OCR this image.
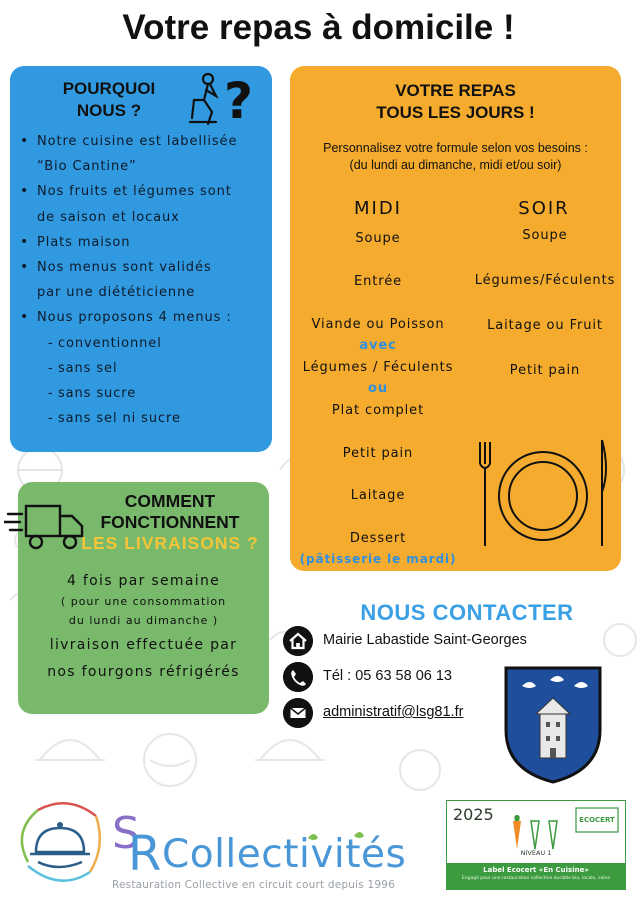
Votre repas à domicile !
POURQUOI
NOUS ?	?
• Notre cuisine est labellisée
“Bio Cantine”
• Nos fruits et légumes sont
de saison et locaux
• Plats maison
• Nos menus sont validés
par une diététicienne
• Nous proposons 4 menus :
- conventionnel
- sans sel
- sans sucre
- sans sel ni sucre
VOTRE REPAS
TOUS LES JOURS !
Personnalisez votre formule selon vos besoins :
(du lundi au dimanche, midi et/ou soir)
MIDI	SOIR
Soupe
Entrée
Viande ou Poisson
avec
Légumes / Féculents
ou
Plat complet
Petit pain
Laitage
Dessert
(pâtisserie le mardi)
Soupe
Légumes/Féculents
Laitage ou Fruit
Petit pain
COMMENT
FONCTIONNENT
LES LIVRAISONS ?
4 fois par semaine
( pour une consommation
du lundi au dimanche )
livraison effectuée par
nos fourgons réfrigérés
NOUS CONTACTER
Mairie Labastide Saint-Georges
Tél : 05 63 58 06 13
administratif@lsg81.fr
S
R Collectivités
Restauration Collective en circuit court depuis 1996
2025	ECOCERT
NIVEAU 1
Label Ecocert «En Cuisine»
Engagé pour une restauration collective durable bio, locale, saine
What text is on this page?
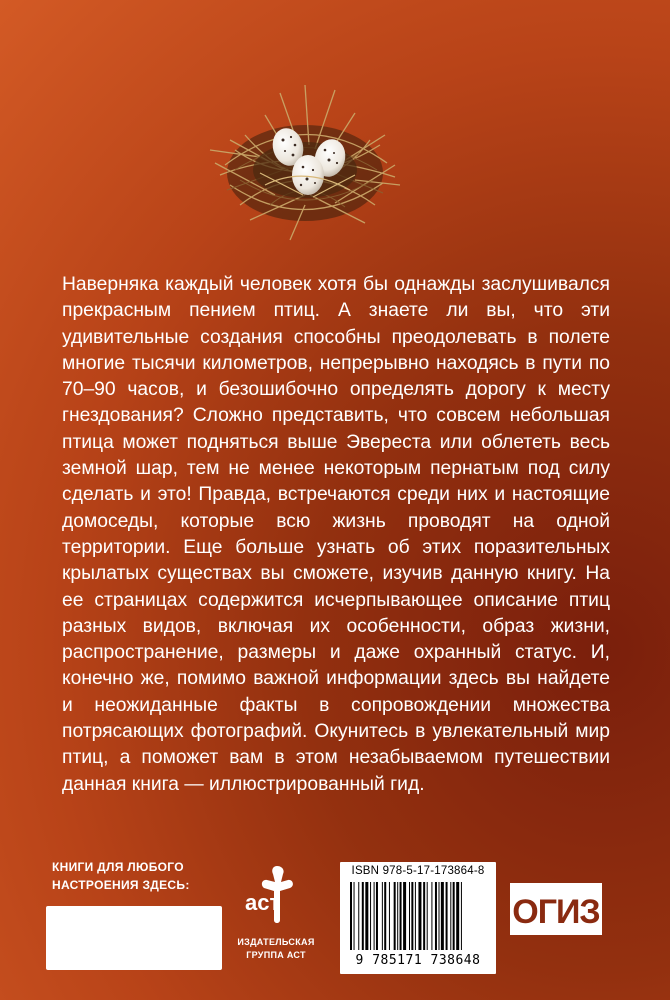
Наверняка каждый человек хотя бы однажды заслушивался прекрасным пением птиц. А знаете ли вы, что эти удивительные создания способны преодолевать в полете многие тысячи километров, непрерывно находясь в пути по 70–90 часов, и безошибочно определять дорогу к месту гнездования? Сложно представить, что совсем небольшая птица может подняться выше Эвереста или облететь весь земной шар, тем не менее некоторым пернатым под силу сделать и это! Правда, встречаются среди них и настоящие домоседы, которые всю жизнь проводят на одной территории. Еще больше узнать об этих поразительных крылатых существах вы сможете, изучив данную книгу. На ее страницах содержится исчерпывающее описание птиц разных видов, включая их особенности, образ жизни, распространение, размеры и даже охранный статус. И, конечно же, помимо важной информации здесь вы найдете и неожиданные факты в сопровождении множества потрясающих фотографий. Окунитесь в увлекательный мир птиц, а поможет вам в этом незабываемом путешествии данная книга — иллюстрированный гид.
КНИГИ ДЛЯ ЛЮБОГО
НАСТРОЕНИЯ ЗДЕСЬ:
аст
ИЗДАТЕЛЬСКАЯ
ГРУППА АСТ
ISBN 978-5-17-173864-8
9 785171 738648
ОГИЗ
= = = = = = =
> [Exercise directions]: Looking at the material above, count the lines containing the string "dimanche" and reply with the count alone.

> [Reply to the task]: 2